*TASK TO COMPLETE:* Take the entries below and print all of them exactly, please.

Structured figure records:

# # # # #

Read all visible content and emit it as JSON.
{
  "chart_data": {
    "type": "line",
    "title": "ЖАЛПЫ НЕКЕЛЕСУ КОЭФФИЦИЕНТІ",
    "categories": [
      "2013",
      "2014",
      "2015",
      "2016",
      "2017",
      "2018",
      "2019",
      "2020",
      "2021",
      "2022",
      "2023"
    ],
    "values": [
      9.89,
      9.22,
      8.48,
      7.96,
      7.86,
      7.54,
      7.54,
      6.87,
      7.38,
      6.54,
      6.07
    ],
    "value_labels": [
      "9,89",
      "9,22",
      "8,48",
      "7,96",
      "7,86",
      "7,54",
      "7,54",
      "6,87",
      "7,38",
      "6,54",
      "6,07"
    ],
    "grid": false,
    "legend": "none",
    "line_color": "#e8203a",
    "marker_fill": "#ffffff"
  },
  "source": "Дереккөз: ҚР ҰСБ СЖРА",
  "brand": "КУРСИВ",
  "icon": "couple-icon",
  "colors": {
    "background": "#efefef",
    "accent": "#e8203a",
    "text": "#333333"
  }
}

# # # # #

*FINAL RESULT:*
Read all visible content and emit it as JSON.
{
  "chart_data": {
    "type": "line",
    "title": "ЖАЛПЫ НЕКЕЛЕСУ КОЭФФИЦИЕНТІ",
    "categories": [
      "2013",
      "2014",
      "2015",
      "2016",
      "2017",
      "2018",
      "2019",
      "2020",
      "2021",
      "2022",
      "2023"
    ],
    "values": [
      9.89,
      9.22,
      8.48,
      7.96,
      7.86,
      7.54,
      7.54,
      6.87,
      7.38,
      6.54,
      6.07
    ],
    "value_labels": [
      "9,89",
      "9,22",
      "8,48",
      "7,96",
      "7,86",
      "7,54",
      "7,54",
      "6,87",
      "7,38",
      "6,54",
      "6,07"
    ],
    "grid": false,
    "legend": "none",
    "line_color": "#e8203a",
    "marker_fill": "#ffffff"
  },
  "source": "Дереккөз: ҚР ҰСБ СЖРА",
  "brand": "КУРСИВ",
  "icon": "couple-icon",
  "colors": {
    "background": "#efefef",
    "accent": "#e8203a",
    "text": "#333333"
  }
}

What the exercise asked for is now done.